• **Goal**:
Locate each line holding the string "frac" and copy it.

★ ★ ★

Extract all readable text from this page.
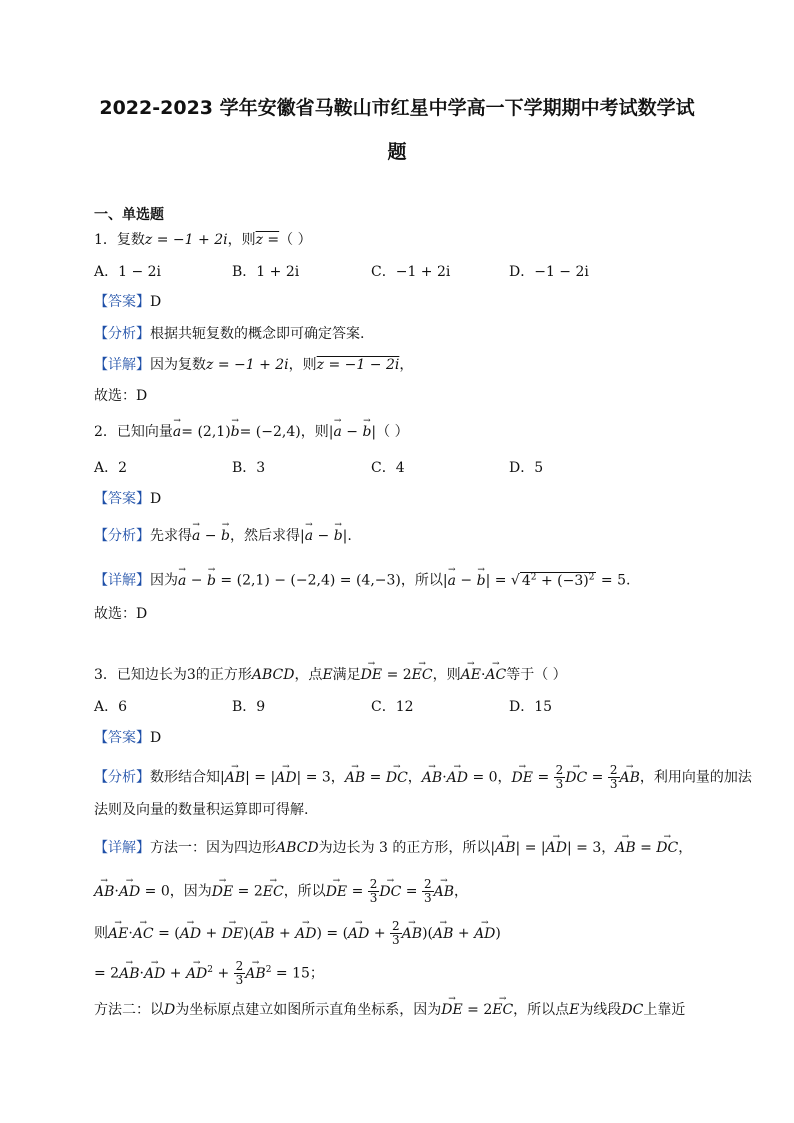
2022-2023 学年安徽省马鞍山市红星中学高一下学期期中考试数学试
题
一、单选题
1．复数z = −1 + 2i，则z =（ ）
A．1 − 2i	B．1 + 2i	C．−1 + 2i	D．−1 − 2i
【答案】D
【分析】根据共轭复数的概念即可确定答案.
【详解】因为复数z = −1 + 2i，则z = −1 − 2i，
故选：D
2．已知向量→ a= (2,1)→ b= (−2,4)，则|→ a − → b|（ ）
A．2	B．3	C．4	D．5
【答案】D
【分析】先求得→ a − → b，然后求得|→ a − → b|.
【详解】因为→ a − → b = (2,1) − (−2,4) = (4,−3)，所以|→ a − → b| = √ $4^2 + (-3)^2 = 5$.
故选：D
3．已知边长为3的正方形ABCD，点E满足→ DE = 2→ EC，则→ AE·→ AC等于（ ）
A．6	B．9	C．12	D．15
【答案】D
【分析】数形结合知|→ AB| = |→ AD| = 3，→ AB = → DC，→ AB·→ AD = 0，→ DE = $\frac{2}{3}$ → DC = $\frac{2}{3}$ → AB，利用向量的加法
法则及向量的数量积运算即可得解.
【详解】方法一：因为四边形ABCD为边长为 3 的正方形，所以|→ AB| = |→ AD| = 3，→ AB = → DC，
→ AB·→ AD = 0，因为→ DE = 2→ EC，所以→ DE = $\frac{2}{3}$ → DC = $\frac{2}{3}$ → AB，
则→ AE·→ AC = (→ AD + → DE)(→ AB + → AD) = (→ AD + $\frac{2}{3} \to AB)(\to$ AB + → AD)
= 2→ AB·→ AD + → $AD^2 + \frac{2}{3} \to AB^2 = 15$；
方法二：以D为坐标原点建立如图所示直角坐标系，因为→ DE = 2→ EC，所以点E为线段DC上靠近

★ ★ ★

• **Response to this exercise**:
【分析】数形结合知|→ AB| = |→ AD| = 3，→ AB = → DC，→ AB·→ AD = 0，→ DE = $\frac{2}{3}$ → DC = $\frac{2}{3}$ → AB，利用向量的加法
→ AB·→ AD = 0，因为→ DE = 2→ EC，所以→ DE = $\frac{2}{3}$ → DC = $\frac{2}{3}$ → AB，
则→ AE·→ AC = (→ AD + → DE)(→ AB + → AD) = (→ AD + $\frac{2}{3} \to AB)(\to$ AB + → AD)
= 2→ AB·→ AD + → $AD^2 + \frac{2}{3} \to AB^2 = 15$；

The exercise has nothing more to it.